• TASK TO COMPLETE: Look over the lines below. Report each one that includes the string "with".

• MATERIAL FOR THIS TASK:
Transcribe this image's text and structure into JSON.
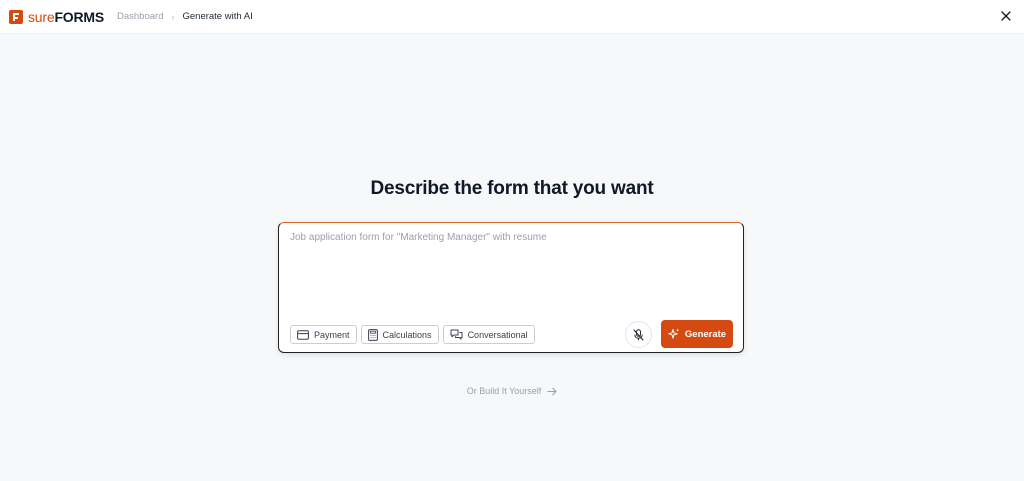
{
  "app": {
    "logo_sure": "sure",
    "logo_forms": "FORMS",
    "brand_color": "#d54a10"
  },
  "breadcrumb": {
    "parent": "Dashboard",
    "separator": "›",
    "current": "Generate with AI"
  },
  "header": {
    "close_icon": "close-icon"
  },
  "main": {
    "headline": "Describe the form that you want",
    "prompt_placeholder": "Job application form for \"Marketing Manager\" with resume",
    "prompt_value": "",
    "chips": [
      {
        "label": "Payment",
        "icon": "credit-card-icon"
      },
      {
        "label": "Calculations",
        "icon": "calculator-icon"
      },
      {
        "label": "Conversational",
        "icon": "chat-bubbles-icon"
      }
    ],
    "mic_icon": "microphone-off-icon",
    "generate_label": "Generate",
    "generate_icon": "sparkles-icon",
    "build_link": "Or Build It Yourself",
    "build_link_icon": "arrow-right-icon"
  }
}
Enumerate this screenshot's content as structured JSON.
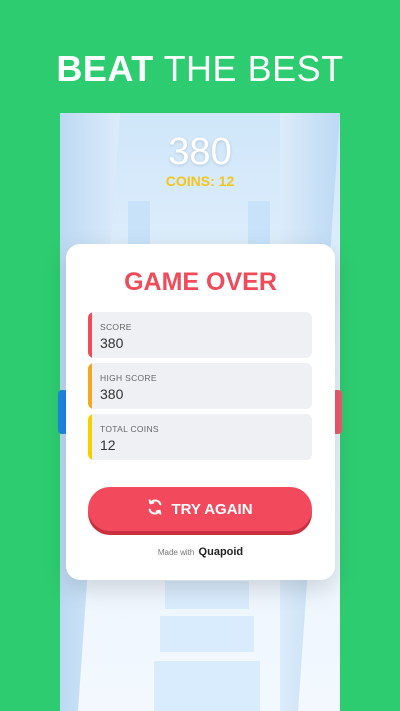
{
  "headline": {
    "bold": "BEAT",
    "rest": " THE BEST"
  },
  "hud": {
    "score": "380",
    "coins": "COINS: 12"
  },
  "game_over": {
    "title": "GAME OVER",
    "stats": [
      {
        "label": "SCORE",
        "value": "380",
        "color": "#ef4b5a"
      },
      {
        "label": "HIGH SCORE",
        "value": "380",
        "color": "#f5a623"
      },
      {
        "label": "TOTAL COINS",
        "value": "12",
        "color": "#f5d000"
      }
    ],
    "try_again_label": "TRY AGAIN",
    "made_with_label": "Made with",
    "brand": "Quapoid"
  },
  "colors": {
    "background": "#2ecc71",
    "accent": "#f24a5c"
  },
  "icons": {
    "try_again": "refresh-icon"
  }
}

• THE OUTPUT:
    "current": "Generate with AI"
    "prompt_placeholder": "Job application form for \"Marketing Manager\" with resume",
    "made_with_label": "Made with",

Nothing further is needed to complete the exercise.